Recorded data

* * *

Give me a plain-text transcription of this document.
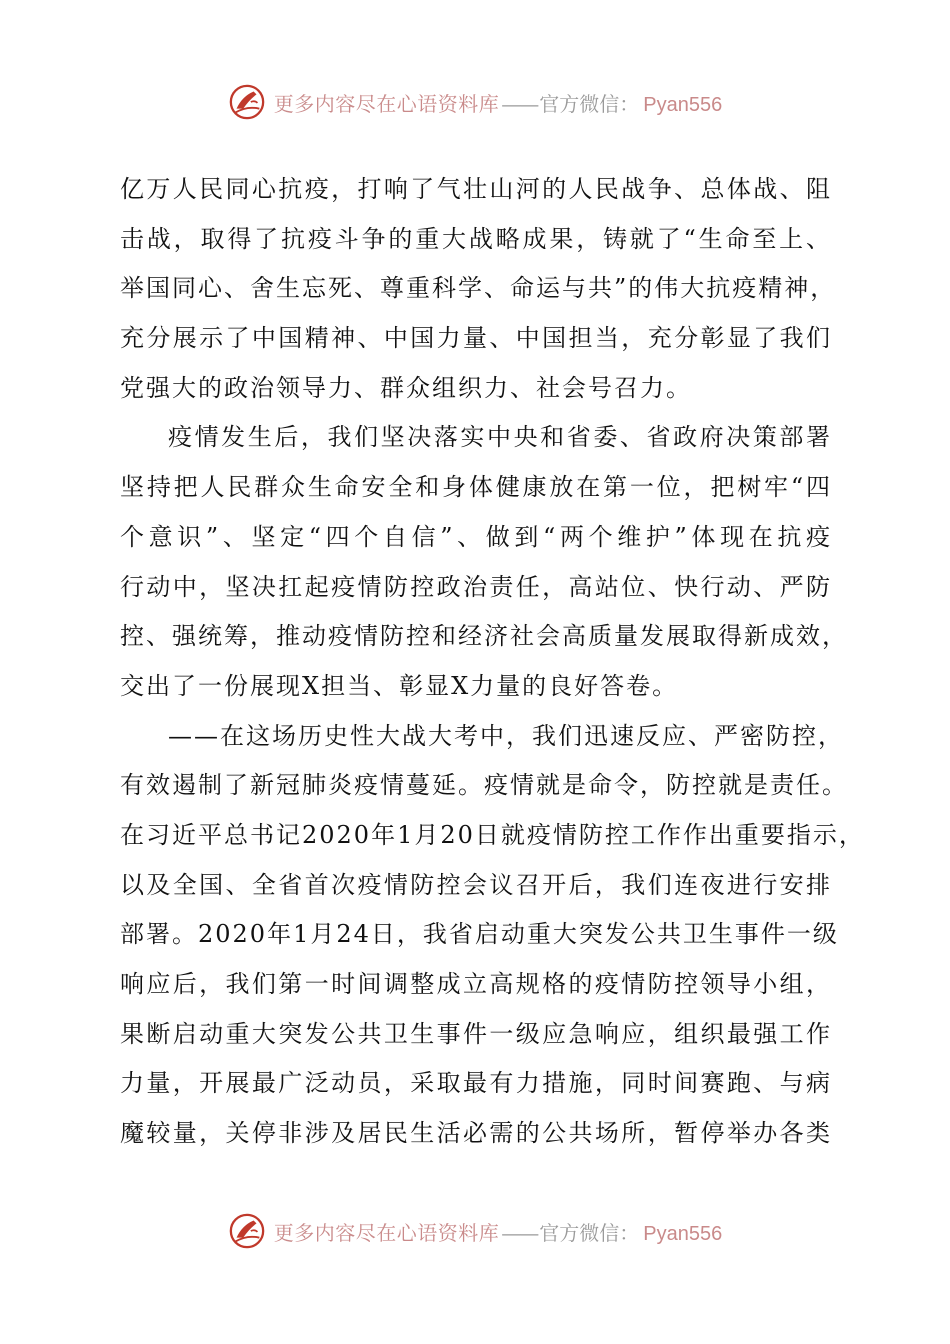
更多内容尽在心语资料库 —— 官方微信 ： Pyan556
亿万人民同心抗疫，打响了气壮山河的人民战争、总体战、阻
击战，取得了抗疫斗争的重大战略成果，铸就了“生命至上、
举国同心、舍生忘死、尊重科学、命运与共”的伟大抗疫精神，
充分展示了中国精神、中国力量、中国担当，充分彰显了我们
党强大的政治领导力、群众组织力、社会号召力。
疫情发生后，我们坚决落实中央和省委、省政府决策部署
坚持把人民群众生命安全和身体健康放在第一位，把树牢“四
个意识”、坚定“四个自信”、做到“两个维护”体现在抗疫
行动中，坚决扛起疫情防控政治责任，高站位、快行动、严防
控、强统筹，推动疫情防控和经济社会高质量发展取得新成效，
交出了一份展现X担当、彰显X力量的良好答卷。
——在这场历史性大战大考中，我们迅速反应、严密防控，
有效遏制了新冠肺炎疫情蔓延。疫情就是命令，防控就是责任。
在习近平总书记2020年1月20日就疫情防控工作作出重要指示，
以及全国、全省首次疫情防控会议召开后，我们连夜进行安排
部署。2020年1月24日，我省启动重大突发公共卫生事件一级
响应后，我们第一时间调整成立高规格的疫情防控领导小组，
果断启动重大突发公共卫生事件一级应急响应，组织最强工作
力量，开展最广泛动员，采取最有力措施，同时间赛跑、与病
魔较量，关停非涉及居民生活必需的公共场所，暂停举办各类
更多内容尽在心语资料库 —— 官方微信 ： Pyan556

* * *

Transcribe every entry word for word, but omit the pictures.

**Output:**
Give me a plain-text transcription of this document.
更多内容尽在心语资料库 —— 官方微信 ： Pyan556
亿万人民同心抗疫，打响了气壮山河的人民战争、总体战、阻
击战，取得了抗疫斗争的重大战略成果，铸就了“生命至上、
举国同心、舍生忘死、尊重科学、命运与共”的伟大抗疫精神，
充分展示了中国精神、中国力量、中国担当，充分彰显了我们
党强大的政治领导力、群众组织力、社会号召力。
疫情发生后，我们坚决落实中央和省委、省政府决策部署
坚持把人民群众生命安全和身体健康放在第一位，把树牢“四
个意识”、坚定“四个自信”、做到“两个维护”体现在抗疫
行动中，坚决扛起疫情防控政治责任，高站位、快行动、严防
控、强统筹，推动疫情防控和经济社会高质量发展取得新成效，
交出了一份展现X担当、彰显X力量的良好答卷。
——在这场历史性大战大考中，我们迅速反应、严密防控，
有效遏制了新冠肺炎疫情蔓延。疫情就是命令，防控就是责任。
在习近平总书记2020年1月20日就疫情防控工作作出重要指示，
以及全国、全省首次疫情防控会议召开后，我们连夜进行安排
部署。2020年1月24日，我省启动重大突发公共卫生事件一级
响应后，我们第一时间调整成立高规格的疫情防控领导小组，
果断启动重大突发公共卫生事件一级应急响应，组织最强工作
力量，开展最广泛动员，采取最有力措施，同时间赛跑、与病
魔较量，关停非涉及居民生活必需的公共场所，暂停举办各类
更多内容尽在心语资料库 —— 官方微信 ： Pyan556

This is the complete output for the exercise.